PROVIDED RECORDS
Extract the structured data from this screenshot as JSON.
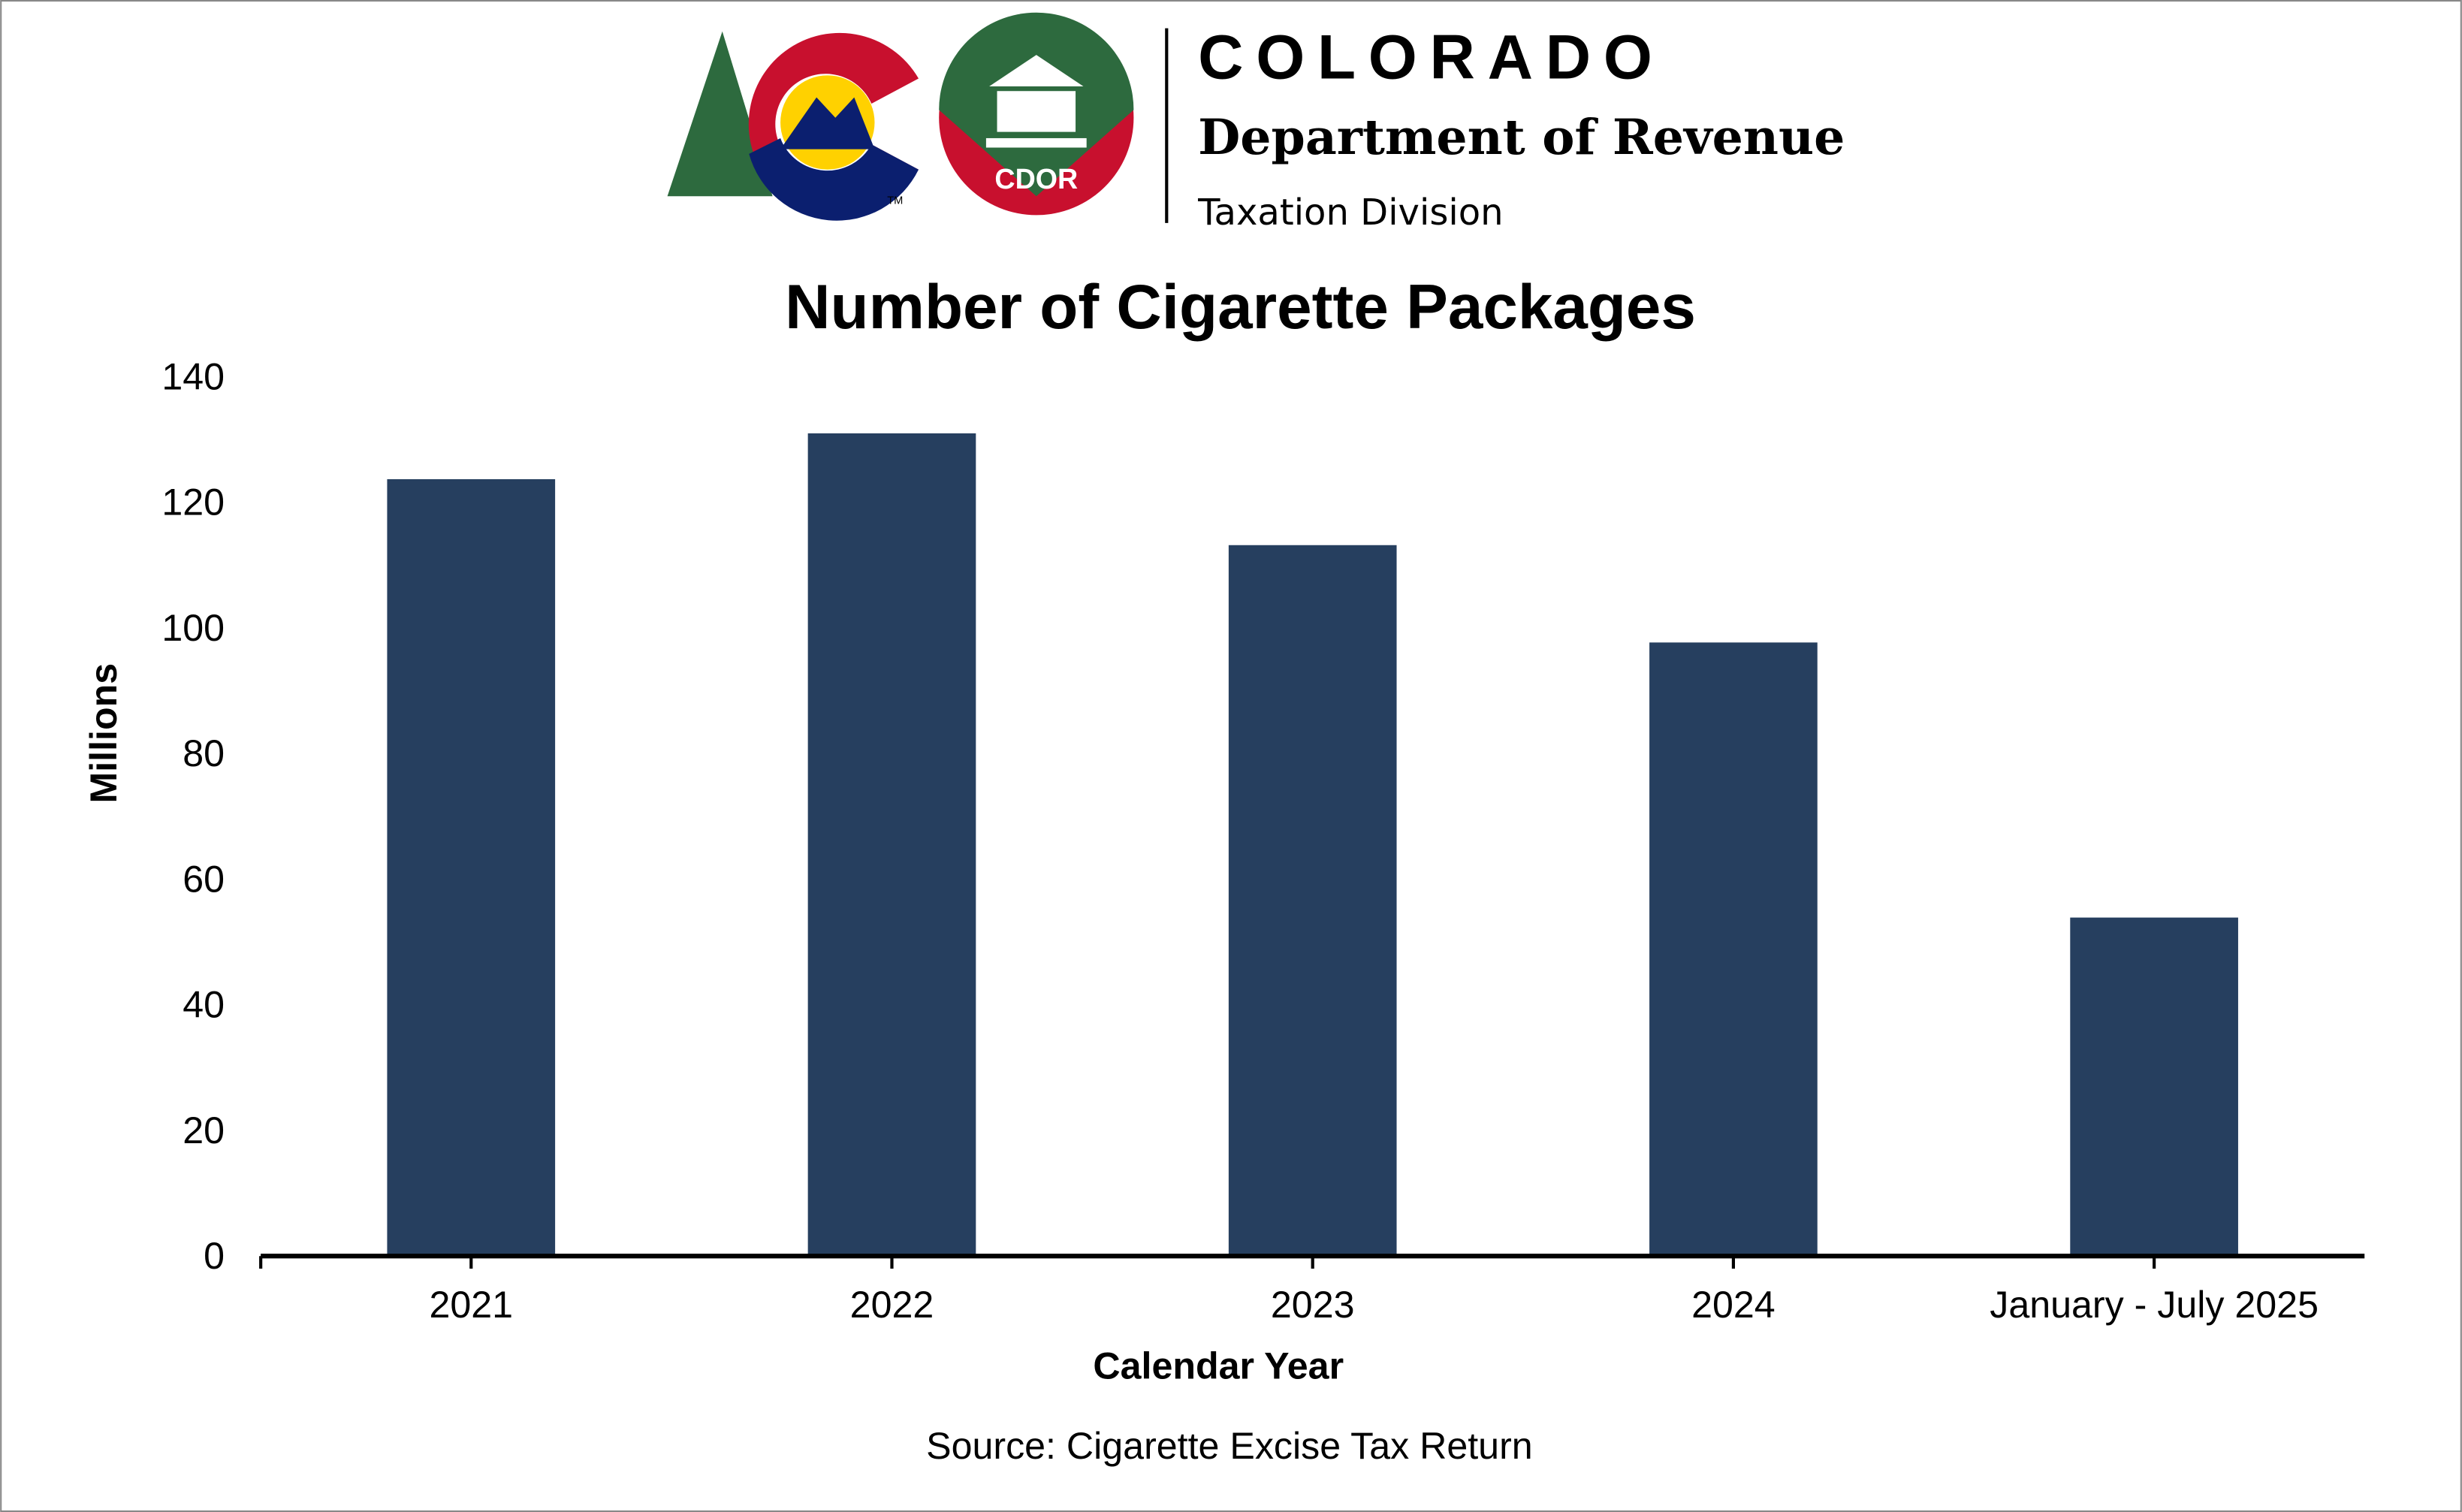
{
  "header": {
    "logo_text": "COLORADO",
    "department": "Department of Revenue",
    "division": "Taxation Division",
    "seal_text": "CDOR",
    "trademark": "TM"
  },
  "chart_data": {
    "type": "bar",
    "title": "Number of Cigarette Packages",
    "xlabel": "Calendar Year",
    "ylabel": "Millions",
    "categories": [
      "2021",
      "2022",
      "2023",
      "2024",
      "January - July 2025"
    ],
    "values": [
      123.7,
      131.0,
      113.2,
      97.7,
      53.9
    ],
    "ylim": [
      0,
      140
    ],
    "yticks": [
      0,
      20,
      40,
      60,
      80,
      100,
      120,
      140
    ],
    "grid": false,
    "bar_color": "#263f5f",
    "source": "Source: Cigarette Excise Tax Return"
  }
}
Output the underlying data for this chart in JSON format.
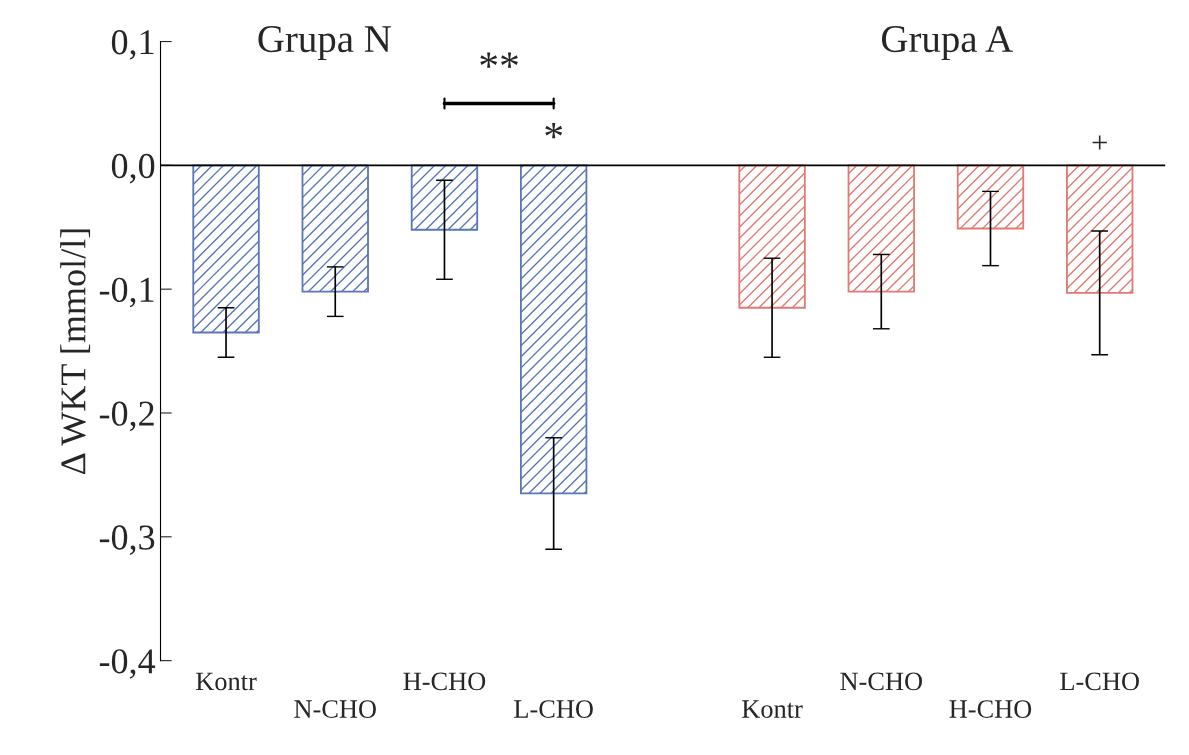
{
  "chart_data": {
    "type": "bar",
    "categories": [
      "Kontr",
      "N-CHO",
      "H-CHO",
      "L-CHO",
      null,
      "Kontr",
      "N-CHO",
      "H-CHO",
      "L-CHO"
    ],
    "values": [
      -0.135,
      -0.102,
      -0.052,
      -0.265,
      null,
      -0.115,
      -0.102,
      -0.051,
      -0.103
    ],
    "errors": [
      0.02,
      0.02,
      0.04,
      0.045,
      null,
      0.04,
      0.03,
      0.03,
      0.05
    ],
    "colors": [
      "#5a76b8",
      "#5a76b8",
      "#5a76b8",
      "#5a76b8",
      "#ffffff",
      "#e07a72",
      "#e07a72",
      "#e07a72",
      "#e07a72"
    ],
    "ylabel": "Δ WKT [mmol/l]",
    "ylim": [
      -0.4,
      0.1
    ],
    "yticks": [
      {
        "value": -0.4,
        "label": "-0,4"
      },
      {
        "value": -0.3,
        "label": "-0,3"
      },
      {
        "value": -0.2,
        "label": "-0,2"
      },
      {
        "value": -0.1,
        "label": "-0,1"
      },
      {
        "value": 0,
        "label": "0,0"
      },
      {
        "value": 0.1,
        "label": "0,1"
      }
    ],
    "ref_lines": [
      {
        "axis": "y",
        "value": 0,
        "color": "#000000"
      }
    ],
    "annotations": [
      "Grupa N",
      "Grupa A",
      "**",
      "*",
      "+"
    ],
    "grid": false,
    "legend": false
  }
}
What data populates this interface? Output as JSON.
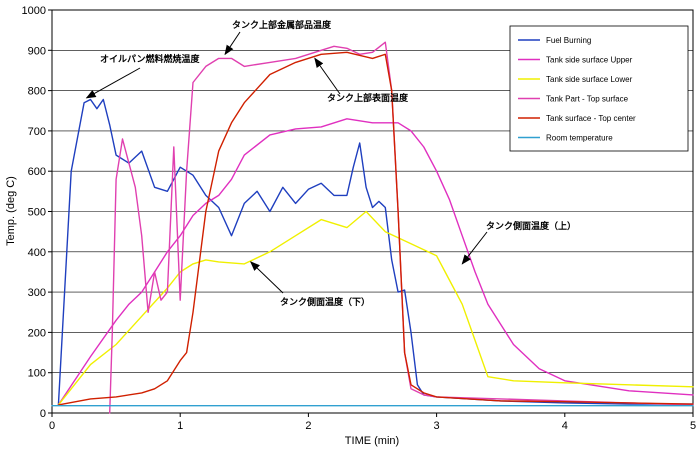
{
  "chart_data": {
    "type": "line",
    "title": "",
    "xlabel": "TIME (min)",
    "ylabel": "Temp. (deg C)",
    "xlim": [
      0,
      5
    ],
    "ylim": [
      0,
      1000
    ],
    "x_ticks": [
      "0",
      "1",
      "2",
      "3",
      "4",
      "5"
    ],
    "y_ticks": [
      "0",
      "100",
      "200",
      "300",
      "400",
      "500",
      "600",
      "700",
      "800",
      "900",
      "1000"
    ],
    "grid": "horizontal",
    "legend_position": "top-right",
    "series": [
      {
        "name": "Fuel Burning",
        "color": "#1f3fbf",
        "x": [
          0.05,
          0.15,
          0.25,
          0.3,
          0.35,
          0.4,
          0.45,
          0.5,
          0.6,
          0.7,
          0.8,
          0.9,
          1.0,
          1.1,
          1.2,
          1.3,
          1.4,
          1.5,
          1.6,
          1.7,
          1.8,
          1.9,
          2.0,
          2.1,
          2.2,
          2.3,
          2.35,
          2.4,
          2.45,
          2.5,
          2.55,
          2.6,
          2.65,
          2.7,
          2.75,
          2.8,
          2.85,
          2.9,
          3.0,
          3.5,
          4.0,
          4.5,
          5.0
        ],
        "y": [
          20,
          600,
          770,
          778,
          755,
          778,
          715,
          640,
          620,
          650,
          560,
          550,
          610,
          590,
          540,
          510,
          440,
          520,
          550,
          500,
          560,
          520,
          555,
          570,
          540,
          540,
          610,
          670,
          560,
          510,
          525,
          510,
          380,
          300,
          305,
          200,
          70,
          45,
          40,
          30,
          25,
          22,
          22
        ]
      },
      {
        "name": "Tank side surface Upper",
        "color": "#e030c0",
        "x": [
          0.05,
          0.3,
          0.5,
          0.6,
          0.7,
          0.8,
          0.9,
          1.0,
          1.1,
          1.2,
          1.3,
          1.4,
          1.5,
          1.7,
          1.9,
          2.1,
          2.3,
          2.5,
          2.7,
          2.8,
          2.9,
          3.0,
          3.1,
          3.2,
          3.3,
          3.4,
          3.6,
          3.8,
          4.0,
          4.5,
          5.0
        ],
        "y": [
          20,
          140,
          230,
          270,
          300,
          350,
          400,
          440,
          490,
          520,
          540,
          580,
          640,
          690,
          705,
          710,
          730,
          720,
          720,
          700,
          660,
          600,
          530,
          440,
          350,
          270,
          170,
          110,
          80,
          55,
          45
        ]
      },
      {
        "name": "Tank side surface Lower",
        "color": "#f0f000",
        "x": [
          0.05,
          0.3,
          0.5,
          0.7,
          0.9,
          1.0,
          1.1,
          1.2,
          1.3,
          1.5,
          1.7,
          1.9,
          2.1,
          2.3,
          2.45,
          2.6,
          2.8,
          2.9,
          3.0,
          3.1,
          3.2,
          3.3,
          3.4,
          3.6,
          4.0,
          4.5,
          5.0
        ],
        "y": [
          20,
          120,
          170,
          240,
          310,
          350,
          370,
          380,
          375,
          370,
          400,
          440,
          480,
          460,
          500,
          450,
          420,
          405,
          390,
          330,
          270,
          180,
          90,
          80,
          75,
          70,
          65
        ]
      },
      {
        "name": "Tank Part - Top surface",
        "color": "#e040b0",
        "x": [
          0.45,
          0.47,
          0.5,
          0.55,
          0.6,
          0.65,
          0.7,
          0.75,
          0.8,
          0.85,
          0.9,
          0.95,
          1.0,
          1.05,
          1.1,
          1.2,
          1.3,
          1.4,
          1.5,
          1.7,
          1.9,
          2.1,
          2.2,
          2.3,
          2.4,
          2.5,
          2.6,
          2.65,
          2.7,
          2.75,
          2.8,
          2.9,
          3.0,
          3.5,
          4.0,
          4.5,
          5.0
        ],
        "y": [
          0,
          200,
          580,
          680,
          620,
          560,
          440,
          250,
          350,
          280,
          300,
          660,
          280,
          600,
          820,
          860,
          880,
          880,
          860,
          870,
          880,
          900,
          910,
          905,
          890,
          895,
          920,
          800,
          500,
          150,
          60,
          45,
          40,
          35,
          30,
          25,
          20
        ]
      },
      {
        "name": "Tank surface - Top center",
        "color": "#d02000",
        "x": [
          0.05,
          0.3,
          0.5,
          0.7,
          0.8,
          0.9,
          1.0,
          1.05,
          1.1,
          1.2,
          1.3,
          1.4,
          1.5,
          1.7,
          1.9,
          2.1,
          2.3,
          2.5,
          2.6,
          2.65,
          2.7,
          2.75,
          2.8,
          2.9,
          3.0,
          3.5,
          4.0,
          4.5,
          5.0
        ],
        "y": [
          20,
          35,
          40,
          50,
          60,
          80,
          130,
          150,
          250,
          500,
          650,
          720,
          770,
          840,
          870,
          890,
          895,
          880,
          890,
          800,
          500,
          150,
          70,
          50,
          40,
          30,
          28,
          25,
          22
        ]
      },
      {
        "name": "Room temperature",
        "color": "#30a0d0",
        "x": [
          0,
          1,
          2,
          3,
          4,
          5
        ],
        "y": [
          18,
          18,
          18,
          18,
          18,
          18
        ]
      }
    ],
    "annotations": [
      {
        "text": "オイルパン燃料燃焼温度",
        "target_x": 0.27,
        "target_y": 782
      },
      {
        "text": "タンク上部金属部品温度",
        "target_x": 1.35,
        "target_y": 890
      },
      {
        "text": "タンク上部表面温度",
        "target_x": 2.05,
        "target_y": 880
      },
      {
        "text": "タンク側面温度（上）",
        "target_x": 3.2,
        "target_y": 370
      },
      {
        "text": "タンク側面温度（下）",
        "target_x": 1.55,
        "target_y": 375
      }
    ]
  }
}
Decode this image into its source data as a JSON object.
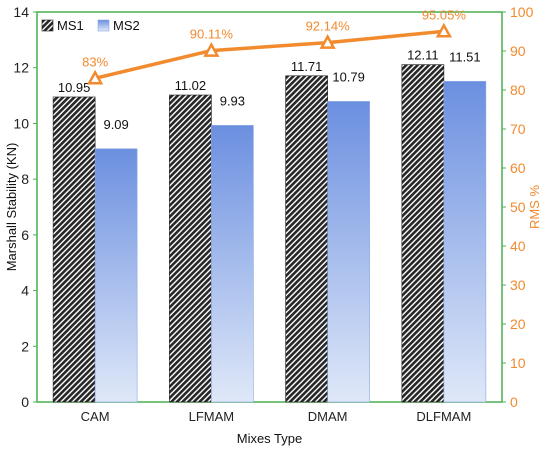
{
  "chart_data": {
    "type": "bar",
    "categories": [
      "CAM",
      "LFMAM",
      "DMAM",
      "DLFMAM"
    ],
    "xlabel": "Mixes Type",
    "ylabel": "Marshall Stability (KN)",
    "y2label": "RMS %",
    "ylim": [
      0,
      14
    ],
    "y2lim": [
      0,
      100
    ],
    "yticks": [
      "0",
      "2",
      "4",
      "6",
      "8",
      "10",
      "12",
      "14"
    ],
    "y2ticks": [
      "0",
      "10",
      "20",
      "30",
      "40",
      "50",
      "60",
      "70",
      "80",
      "90",
      "100"
    ],
    "series": [
      {
        "name": "MS1",
        "kind": "bar",
        "values": [
          10.95,
          11.02,
          11.71,
          12.11
        ],
        "labels": [
          "10.95",
          "11.02",
          "11.71",
          "12.11"
        ]
      },
      {
        "name": "MS2",
        "kind": "bar",
        "values": [
          9.09,
          9.93,
          10.79,
          11.51
        ],
        "labels": [
          "9.09",
          "9.93",
          "10.79",
          "11.51"
        ]
      },
      {
        "kind": "line",
        "axis": "right",
        "values": [
          83,
          90.11,
          92.14,
          95.05
        ],
        "labels": [
          "83%",
          "90.11%",
          "92.14%",
          "95.05%"
        ]
      }
    ],
    "legend": "top-left",
    "colors": {
      "ms1_bar": "#2a2a2a",
      "ms2_top": "#6b8fe0",
      "ms2_bottom": "#dfe8f8",
      "line": "#f28a2e",
      "right_axis": "#f28a2e",
      "frame": "#4caf50"
    }
  }
}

WHAT THE TASK REQUIRES
Extract the run of lines beginning with the line that holds "Decode this image" and ending at the last line of the data, inclusive. Exclude any pictures from the copy.

RESULT OF THIS EXERCISE
Decode this image into its source data as a JSON object.
{
  "chart_data": {
    "type": "bar",
    "categories": [
      "CAM",
      "LFMAM",
      "DMAM",
      "DLFMAM"
    ],
    "xlabel": "Mixes Type",
    "ylabel": "Marshall Stability (KN)",
    "y2label": "RMS %",
    "ylim": [
      0,
      14
    ],
    "y2lim": [
      0,
      100
    ],
    "yticks": [
      "0",
      "2",
      "4",
      "6",
      "8",
      "10",
      "12",
      "14"
    ],
    "y2ticks": [
      "0",
      "10",
      "20",
      "30",
      "40",
      "50",
      "60",
      "70",
      "80",
      "90",
      "100"
    ],
    "series": [
      {
        "name": "MS1",
        "kind": "bar",
        "values": [
          10.95,
          11.02,
          11.71,
          12.11
        ],
        "labels": [
          "10.95",
          "11.02",
          "11.71",
          "12.11"
        ]
      },
      {
        "name": "MS2",
        "kind": "bar",
        "values": [
          9.09,
          9.93,
          10.79,
          11.51
        ],
        "labels": [
          "9.09",
          "9.93",
          "10.79",
          "11.51"
        ]
      },
      {
        "kind": "line",
        "axis": "right",
        "values": [
          83,
          90.11,
          92.14,
          95.05
        ],
        "labels": [
          "83%",
          "90.11%",
          "92.14%",
          "95.05%"
        ]
      }
    ],
    "legend": "top-left",
    "colors": {
      "ms1_bar": "#2a2a2a",
      "ms2_top": "#6b8fe0",
      "ms2_bottom": "#dfe8f8",
      "line": "#f28a2e",
      "right_axis": "#f28a2e",
      "frame": "#4caf50"
    }
  }
}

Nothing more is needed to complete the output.